**Task instructions:**
Below is a block of records; repeat all of them exactly.

**Material shown:**
-------------------------

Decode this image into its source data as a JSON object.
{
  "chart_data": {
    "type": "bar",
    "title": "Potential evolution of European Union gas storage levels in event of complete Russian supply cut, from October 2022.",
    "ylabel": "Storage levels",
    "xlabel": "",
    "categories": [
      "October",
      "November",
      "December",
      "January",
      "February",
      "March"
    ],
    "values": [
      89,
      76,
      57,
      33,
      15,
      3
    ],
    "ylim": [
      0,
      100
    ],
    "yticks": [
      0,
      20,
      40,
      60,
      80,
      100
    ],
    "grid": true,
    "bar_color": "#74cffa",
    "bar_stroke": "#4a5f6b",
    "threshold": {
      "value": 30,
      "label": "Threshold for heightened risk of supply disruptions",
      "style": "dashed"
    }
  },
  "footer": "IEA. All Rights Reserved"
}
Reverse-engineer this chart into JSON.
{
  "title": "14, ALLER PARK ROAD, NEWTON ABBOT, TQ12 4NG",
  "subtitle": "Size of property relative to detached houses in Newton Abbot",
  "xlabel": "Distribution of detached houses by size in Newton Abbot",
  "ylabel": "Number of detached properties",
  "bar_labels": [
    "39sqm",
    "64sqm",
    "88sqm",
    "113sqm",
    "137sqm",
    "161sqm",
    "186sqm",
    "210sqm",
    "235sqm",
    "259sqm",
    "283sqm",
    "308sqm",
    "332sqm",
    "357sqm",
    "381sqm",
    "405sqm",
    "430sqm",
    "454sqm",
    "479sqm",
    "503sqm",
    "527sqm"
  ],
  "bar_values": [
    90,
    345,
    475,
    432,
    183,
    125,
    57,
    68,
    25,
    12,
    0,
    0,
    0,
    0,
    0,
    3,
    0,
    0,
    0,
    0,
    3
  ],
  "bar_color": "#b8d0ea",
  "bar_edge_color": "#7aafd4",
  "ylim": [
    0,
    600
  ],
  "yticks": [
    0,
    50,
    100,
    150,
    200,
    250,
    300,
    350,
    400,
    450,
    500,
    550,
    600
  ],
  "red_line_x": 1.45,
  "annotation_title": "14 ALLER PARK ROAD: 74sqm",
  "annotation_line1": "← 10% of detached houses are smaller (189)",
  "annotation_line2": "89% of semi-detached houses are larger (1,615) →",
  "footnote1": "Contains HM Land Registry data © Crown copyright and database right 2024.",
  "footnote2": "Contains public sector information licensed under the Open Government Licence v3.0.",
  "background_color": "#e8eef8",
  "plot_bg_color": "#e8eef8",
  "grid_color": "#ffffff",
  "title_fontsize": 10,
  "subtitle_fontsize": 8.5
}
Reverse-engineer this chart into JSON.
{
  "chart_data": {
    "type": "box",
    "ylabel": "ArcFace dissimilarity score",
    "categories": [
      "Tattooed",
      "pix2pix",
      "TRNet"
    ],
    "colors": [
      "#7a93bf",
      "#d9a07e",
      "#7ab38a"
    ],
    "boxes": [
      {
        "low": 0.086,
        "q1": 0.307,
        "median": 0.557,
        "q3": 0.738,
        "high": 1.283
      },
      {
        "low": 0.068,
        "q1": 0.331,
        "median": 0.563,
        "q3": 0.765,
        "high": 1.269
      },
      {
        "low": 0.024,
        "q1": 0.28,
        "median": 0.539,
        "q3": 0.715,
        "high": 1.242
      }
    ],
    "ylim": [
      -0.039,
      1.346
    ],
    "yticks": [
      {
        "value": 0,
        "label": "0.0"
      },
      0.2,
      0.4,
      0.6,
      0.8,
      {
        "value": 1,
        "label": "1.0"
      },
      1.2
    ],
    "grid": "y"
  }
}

-------------------------

**Solution to the problem:**
Decode this image into its source data as a JSON object.
{
  "chart_data": {
    "type": "bar",
    "title": "Potential evolution of European Union gas storage levels in event of complete Russian supply cut, from October 2022.",
    "ylabel": "Storage levels",
    "xlabel": "",
    "categories": [
      "October",
      "November",
      "December",
      "January",
      "February",
      "March"
    ],
    "values": [
      89,
      76,
      57,
      33,
      15,
      3
    ],
    "ylim": [
      0,
      100
    ],
    "yticks": [
      0,
      20,
      40,
      60,
      80,
      100
    ],
    "grid": true,
    "bar_color": "#74cffa",
    "bar_stroke": "#4a5f6b",
    "threshold": {
      "value": 30,
      "label": "Threshold for heightened risk of supply disruptions",
      "style": "dashed"
    }
  },
  "footer": "IEA. All Rights Reserved"
}
Reverse-engineer this chart into JSON.
{
  "title": "14, ALLER PARK ROAD, NEWTON ABBOT, TQ12 4NG",
  "subtitle": "Size of property relative to detached houses in Newton Abbot",
  "xlabel": "Distribution of detached houses by size in Newton Abbot",
  "ylabel": "Number of detached properties",
  "bar_labels": [
    "39sqm",
    "64sqm",
    "88sqm",
    "113sqm",
    "137sqm",
    "161sqm",
    "186sqm",
    "210sqm",
    "235sqm",
    "259sqm",
    "283sqm",
    "308sqm",
    "332sqm",
    "357sqm",
    "381sqm",
    "405sqm",
    "430sqm",
    "454sqm",
    "479sqm",
    "503sqm",
    "527sqm"
  ],
  "bar_values": [
    90,
    345,
    475,
    432,
    183,
    125,
    57,
    68,
    25,
    12,
    0,
    0,
    0,
    0,
    0,
    3,
    0,
    0,
    0,
    0,
    3
  ],
  "bar_color": "#b8d0ea",
  "bar_edge_color": "#7aafd4",
  "ylim": [
    0,
    600
  ],
  "yticks": [
    0,
    50,
    100,
    150,
    200,
    250,
    300,
    350,
    400,
    450,
    500,
    550,
    600
  ],
  "red_line_x": 1.45,
  "annotation_title": "14 ALLER PARK ROAD: 74sqm",
  "annotation_line1": "← 10% of detached houses are smaller (189)",
  "annotation_line2": "89% of semi-detached houses are larger (1,615) →",
  "footnote1": "Contains HM Land Registry data © Crown copyright and database right 2024.",
  "footnote2": "Contains public sector information licensed under the Open Government Licence v3.0.",
  "background_color": "#e8eef8",
  "plot_bg_color": "#e8eef8",
  "grid_color": "#ffffff",
  "title_fontsize": 10,
  "subtitle_fontsize": 8.5
}
Reverse-engineer this chart into JSON.
{
  "chart_data": {
    "type": "box",
    "ylabel": "ArcFace dissimilarity score",
    "categories": [
      "Tattooed",
      "pix2pix",
      "TRNet"
    ],
    "colors": [
      "#7a93bf",
      "#d9a07e",
      "#7ab38a"
    ],
    "boxes": [
      {
        "low": 0.086,
        "q1": 0.307,
        "median": 0.557,
        "q3": 0.738,
        "high": 1.283
      },
      {
        "low": 0.068,
        "q1": 0.331,
        "median": 0.563,
        "q3": 0.765,
        "high": 1.269
      },
      {
        "low": 0.024,
        "q1": 0.28,
        "median": 0.539,
        "q3": 0.715,
        "high": 1.242
      }
    ],
    "ylim": [
      -0.039,
      1.346
    ],
    "yticks": [
      {
        "value": 0,
        "label": "0.0"
      },
      0.2,
      0.4,
      0.6,
      0.8,
      {
        "value": 1,
        "label": "1.0"
      },
      1.2
    ],
    "grid": "y"
  }
}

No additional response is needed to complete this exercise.